START MATERIALS PROVIDED

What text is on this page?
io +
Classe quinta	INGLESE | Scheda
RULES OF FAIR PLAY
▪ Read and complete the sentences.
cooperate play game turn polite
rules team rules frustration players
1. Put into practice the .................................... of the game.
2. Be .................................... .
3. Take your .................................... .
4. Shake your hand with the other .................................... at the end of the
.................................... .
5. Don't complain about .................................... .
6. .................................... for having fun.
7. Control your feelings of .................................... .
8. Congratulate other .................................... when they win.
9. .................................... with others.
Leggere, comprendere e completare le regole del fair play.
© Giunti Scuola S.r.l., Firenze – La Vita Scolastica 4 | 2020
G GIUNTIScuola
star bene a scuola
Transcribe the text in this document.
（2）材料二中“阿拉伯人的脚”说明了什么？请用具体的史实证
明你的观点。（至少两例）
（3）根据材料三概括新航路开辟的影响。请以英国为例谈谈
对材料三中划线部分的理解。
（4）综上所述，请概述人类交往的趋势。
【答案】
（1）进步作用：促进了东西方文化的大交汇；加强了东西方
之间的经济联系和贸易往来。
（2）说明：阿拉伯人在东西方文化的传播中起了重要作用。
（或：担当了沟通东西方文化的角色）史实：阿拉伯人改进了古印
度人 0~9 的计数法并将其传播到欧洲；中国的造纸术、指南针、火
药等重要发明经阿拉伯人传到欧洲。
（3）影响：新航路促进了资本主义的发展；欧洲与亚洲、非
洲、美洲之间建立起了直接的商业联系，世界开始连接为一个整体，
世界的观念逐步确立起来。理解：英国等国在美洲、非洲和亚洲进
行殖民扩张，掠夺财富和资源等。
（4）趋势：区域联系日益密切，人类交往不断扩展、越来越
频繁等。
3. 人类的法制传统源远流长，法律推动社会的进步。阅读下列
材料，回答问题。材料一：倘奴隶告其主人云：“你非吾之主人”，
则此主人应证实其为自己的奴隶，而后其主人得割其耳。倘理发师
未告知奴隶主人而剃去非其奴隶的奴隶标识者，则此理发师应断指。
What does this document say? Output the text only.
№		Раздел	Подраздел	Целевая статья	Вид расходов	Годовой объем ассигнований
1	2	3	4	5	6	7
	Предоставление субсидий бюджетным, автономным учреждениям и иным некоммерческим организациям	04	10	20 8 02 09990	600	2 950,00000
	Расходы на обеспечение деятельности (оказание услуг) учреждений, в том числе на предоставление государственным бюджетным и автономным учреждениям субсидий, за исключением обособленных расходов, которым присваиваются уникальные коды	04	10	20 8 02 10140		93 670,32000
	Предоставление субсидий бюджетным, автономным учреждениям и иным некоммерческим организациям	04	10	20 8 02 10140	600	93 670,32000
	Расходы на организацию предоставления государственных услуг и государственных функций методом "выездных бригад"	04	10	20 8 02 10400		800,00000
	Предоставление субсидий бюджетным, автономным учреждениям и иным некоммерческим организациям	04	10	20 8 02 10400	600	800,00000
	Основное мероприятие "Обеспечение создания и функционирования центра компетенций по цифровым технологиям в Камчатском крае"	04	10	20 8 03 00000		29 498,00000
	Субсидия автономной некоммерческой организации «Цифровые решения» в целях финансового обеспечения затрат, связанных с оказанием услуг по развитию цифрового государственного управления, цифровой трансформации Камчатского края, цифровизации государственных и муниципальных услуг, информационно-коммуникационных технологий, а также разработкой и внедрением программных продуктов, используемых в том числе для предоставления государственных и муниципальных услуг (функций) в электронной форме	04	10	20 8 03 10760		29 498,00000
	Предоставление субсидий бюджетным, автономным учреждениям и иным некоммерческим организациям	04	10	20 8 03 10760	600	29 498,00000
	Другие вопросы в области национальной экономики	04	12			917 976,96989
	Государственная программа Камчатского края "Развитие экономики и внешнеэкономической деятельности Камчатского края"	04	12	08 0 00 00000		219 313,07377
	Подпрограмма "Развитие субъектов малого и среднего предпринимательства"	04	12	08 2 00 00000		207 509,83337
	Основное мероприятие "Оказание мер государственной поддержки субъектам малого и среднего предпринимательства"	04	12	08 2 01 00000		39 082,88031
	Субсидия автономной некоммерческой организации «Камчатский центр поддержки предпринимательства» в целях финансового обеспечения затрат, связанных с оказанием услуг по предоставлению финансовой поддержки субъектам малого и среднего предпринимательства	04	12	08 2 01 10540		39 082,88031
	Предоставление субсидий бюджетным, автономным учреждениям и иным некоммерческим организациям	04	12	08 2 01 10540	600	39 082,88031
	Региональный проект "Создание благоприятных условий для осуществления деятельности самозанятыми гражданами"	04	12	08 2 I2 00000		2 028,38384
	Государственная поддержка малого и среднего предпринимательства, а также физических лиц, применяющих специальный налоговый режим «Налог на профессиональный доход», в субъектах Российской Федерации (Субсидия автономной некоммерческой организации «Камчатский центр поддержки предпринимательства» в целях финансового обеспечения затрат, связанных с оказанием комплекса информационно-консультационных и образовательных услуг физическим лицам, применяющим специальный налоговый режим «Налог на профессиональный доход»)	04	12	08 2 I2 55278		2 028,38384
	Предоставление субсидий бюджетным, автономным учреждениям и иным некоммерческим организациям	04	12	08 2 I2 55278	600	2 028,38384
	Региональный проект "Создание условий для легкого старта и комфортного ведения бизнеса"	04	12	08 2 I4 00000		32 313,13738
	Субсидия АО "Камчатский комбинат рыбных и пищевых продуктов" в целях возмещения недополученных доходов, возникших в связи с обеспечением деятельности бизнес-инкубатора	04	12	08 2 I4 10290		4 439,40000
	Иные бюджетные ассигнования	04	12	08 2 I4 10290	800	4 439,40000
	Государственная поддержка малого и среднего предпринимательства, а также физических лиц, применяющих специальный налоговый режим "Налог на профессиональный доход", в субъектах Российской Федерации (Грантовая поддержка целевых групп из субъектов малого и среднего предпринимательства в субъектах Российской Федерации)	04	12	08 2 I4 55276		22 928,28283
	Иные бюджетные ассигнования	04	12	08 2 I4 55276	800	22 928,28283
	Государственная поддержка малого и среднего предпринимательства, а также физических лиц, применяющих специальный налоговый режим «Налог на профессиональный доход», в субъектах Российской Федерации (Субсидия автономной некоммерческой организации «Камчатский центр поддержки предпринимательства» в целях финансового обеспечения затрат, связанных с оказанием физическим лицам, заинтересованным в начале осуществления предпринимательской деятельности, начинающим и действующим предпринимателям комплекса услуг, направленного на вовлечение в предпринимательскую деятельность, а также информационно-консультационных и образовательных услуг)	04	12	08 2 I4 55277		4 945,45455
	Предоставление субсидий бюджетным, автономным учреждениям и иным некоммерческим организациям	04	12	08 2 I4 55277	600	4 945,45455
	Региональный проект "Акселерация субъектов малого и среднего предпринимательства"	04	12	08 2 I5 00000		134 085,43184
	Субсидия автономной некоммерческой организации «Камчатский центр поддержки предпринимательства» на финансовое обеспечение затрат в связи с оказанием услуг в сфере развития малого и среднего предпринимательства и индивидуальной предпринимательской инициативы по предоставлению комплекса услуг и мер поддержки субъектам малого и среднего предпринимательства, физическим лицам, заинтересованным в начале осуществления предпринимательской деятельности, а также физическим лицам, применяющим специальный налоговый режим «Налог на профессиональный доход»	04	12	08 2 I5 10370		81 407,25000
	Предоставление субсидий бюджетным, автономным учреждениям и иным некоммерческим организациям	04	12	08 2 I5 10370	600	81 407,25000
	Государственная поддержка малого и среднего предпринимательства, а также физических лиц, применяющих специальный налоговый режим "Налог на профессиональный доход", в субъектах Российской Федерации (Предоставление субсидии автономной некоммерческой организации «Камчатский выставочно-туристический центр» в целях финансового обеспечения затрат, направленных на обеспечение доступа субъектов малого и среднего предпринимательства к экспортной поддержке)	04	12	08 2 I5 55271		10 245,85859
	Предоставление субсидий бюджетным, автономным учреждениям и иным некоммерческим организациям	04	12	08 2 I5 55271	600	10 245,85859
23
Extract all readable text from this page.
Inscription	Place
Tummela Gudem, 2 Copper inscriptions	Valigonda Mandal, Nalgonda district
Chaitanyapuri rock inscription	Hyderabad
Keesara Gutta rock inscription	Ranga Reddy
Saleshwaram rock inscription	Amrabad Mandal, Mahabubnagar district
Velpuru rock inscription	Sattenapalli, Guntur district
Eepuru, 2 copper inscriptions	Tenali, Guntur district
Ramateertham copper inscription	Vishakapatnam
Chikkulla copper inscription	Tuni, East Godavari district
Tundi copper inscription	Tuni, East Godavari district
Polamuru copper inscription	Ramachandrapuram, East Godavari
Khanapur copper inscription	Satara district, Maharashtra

END MATERIALS PROVIDED

AIM OF THE TASK: Return only those lines of the records that contain the string "ассигнования".

EXERCISE SOLUTION:
	Иные бюджетные ассигнования	04	12	08 2 I4 10290	800	4 439,40000
	Иные бюджетные ассигнования	04	12	08 2 I4 55276	800	22 928,28283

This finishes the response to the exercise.